What follows is a set of records, each of which is to be written out exactly.

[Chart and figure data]
[START]
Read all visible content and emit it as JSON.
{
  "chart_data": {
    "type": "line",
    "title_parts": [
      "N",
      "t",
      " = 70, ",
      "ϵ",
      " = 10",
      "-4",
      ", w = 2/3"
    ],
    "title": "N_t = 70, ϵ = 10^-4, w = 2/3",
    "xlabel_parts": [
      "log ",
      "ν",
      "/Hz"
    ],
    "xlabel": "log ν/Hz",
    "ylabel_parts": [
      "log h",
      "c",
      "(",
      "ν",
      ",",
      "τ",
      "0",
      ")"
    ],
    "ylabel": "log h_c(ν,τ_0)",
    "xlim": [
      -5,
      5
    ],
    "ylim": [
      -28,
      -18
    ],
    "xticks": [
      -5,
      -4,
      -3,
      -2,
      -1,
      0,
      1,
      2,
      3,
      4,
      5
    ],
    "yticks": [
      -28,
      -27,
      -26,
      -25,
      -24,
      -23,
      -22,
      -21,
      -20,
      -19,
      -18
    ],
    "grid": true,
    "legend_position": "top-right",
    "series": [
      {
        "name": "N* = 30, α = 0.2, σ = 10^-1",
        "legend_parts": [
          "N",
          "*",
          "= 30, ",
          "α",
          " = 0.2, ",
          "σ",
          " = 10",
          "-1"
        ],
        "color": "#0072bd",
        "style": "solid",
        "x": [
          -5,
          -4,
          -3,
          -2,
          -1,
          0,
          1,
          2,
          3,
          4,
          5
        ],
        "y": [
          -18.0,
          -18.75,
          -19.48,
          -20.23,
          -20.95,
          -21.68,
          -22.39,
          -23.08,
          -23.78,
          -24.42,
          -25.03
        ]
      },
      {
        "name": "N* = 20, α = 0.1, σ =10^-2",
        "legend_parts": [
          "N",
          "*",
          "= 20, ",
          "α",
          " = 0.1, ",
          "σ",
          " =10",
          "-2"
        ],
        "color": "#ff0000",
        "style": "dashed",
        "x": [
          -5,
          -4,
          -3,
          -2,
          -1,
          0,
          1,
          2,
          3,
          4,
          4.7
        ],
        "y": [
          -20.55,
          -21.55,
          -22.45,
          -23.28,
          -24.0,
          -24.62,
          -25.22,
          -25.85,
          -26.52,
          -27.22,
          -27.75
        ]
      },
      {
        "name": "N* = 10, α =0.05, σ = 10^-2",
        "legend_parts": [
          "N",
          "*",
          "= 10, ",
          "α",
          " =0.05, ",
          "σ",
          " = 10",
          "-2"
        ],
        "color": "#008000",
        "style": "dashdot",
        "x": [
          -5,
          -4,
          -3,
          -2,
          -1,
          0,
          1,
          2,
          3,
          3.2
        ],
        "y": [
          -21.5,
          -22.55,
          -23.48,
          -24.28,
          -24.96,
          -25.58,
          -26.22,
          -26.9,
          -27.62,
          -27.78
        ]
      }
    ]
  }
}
[END]
_Response to the task_
Read all visible content and emit it as JSON.
{
  "chart_data": {
    "type": "line",
    "title_parts": [
      "N",
      "t",
      " = 70, ",
      "ϵ",
      " = 10",
      "-4",
      ", w = 2/3"
    ],
    "title": "N_t = 70, ϵ = 10^-4, w = 2/3",
    "xlabel_parts": [
      "log ",
      "ν",
      "/Hz"
    ],
    "xlabel": "log ν/Hz",
    "ylabel_parts": [
      "log h",
      "c",
      "(",
      "ν",
      ",",
      "τ",
      "0",
      ")"
    ],
    "ylabel": "log h_c(ν,τ_0)",
    "xlim": [
      -5,
      5
    ],
    "ylim": [
      -28,
      -18
    ],
    "xticks": [
      -5,
      -4,
      -3,
      -2,
      -1,
      0,
      1,
      2,
      3,
      4,
      5
    ],
    "yticks": [
      -28,
      -27,
      -26,
      -25,
      -24,
      -23,
      -22,
      -21,
      -20,
      -19,
      -18
    ],
    "grid": true,
    "legend_position": "top-right",
    "series": [
      {
        "name": "N* = 30, α = 0.2, σ = 10^-1",
        "legend_parts": [
          "N",
          "*",
          "= 30, ",
          "α",
          " = 0.2, ",
          "σ",
          " = 10",
          "-1"
        ],
        "color": "#0072bd",
        "style": "solid",
        "x": [
          -5,
          -4,
          -3,
          -2,
          -1,
          0,
          1,
          2,
          3,
          4,
          5
        ],
        "y": [
          -18.0,
          -18.75,
          -19.48,
          -20.23,
          -20.95,
          -21.68,
          -22.39,
          -23.08,
          -23.78,
          -24.42,
          -25.03
        ]
      },
      {
        "name": "N* = 20, α = 0.1, σ =10^-2",
        "legend_parts": [
          "N",
          "*",
          "= 20, ",
          "α",
          " = 0.1, ",
          "σ",
          " =10",
          "-2"
        ],
        "color": "#ff0000",
        "style": "dashed",
        "x": [
          -5,
          -4,
          -3,
          -2,
          -1,
          0,
          1,
          2,
          3,
          4,
          4.7
        ],
        "y": [
          -20.55,
          -21.55,
          -22.45,
          -23.28,
          -24.0,
          -24.62,
          -25.22,
          -25.85,
          -26.52,
          -27.22,
          -27.75
        ]
      },
      {
        "name": "N* = 10, α =0.05, σ = 10^-2",
        "legend_parts": [
          "N",
          "*",
          "= 10, ",
          "α",
          " =0.05, ",
          "σ",
          " = 10",
          "-2"
        ],
        "color": "#008000",
        "style": "dashdot",
        "x": [
          -5,
          -4,
          -3,
          -2,
          -1,
          0,
          1,
          2,
          3,
          3.2
        ],
        "y": [
          -21.5,
          -22.55,
          -23.48,
          -24.28,
          -24.96,
          -25.58,
          -26.22,
          -26.9,
          -27.62,
          -27.78
        ]
      }
    ]
  }
}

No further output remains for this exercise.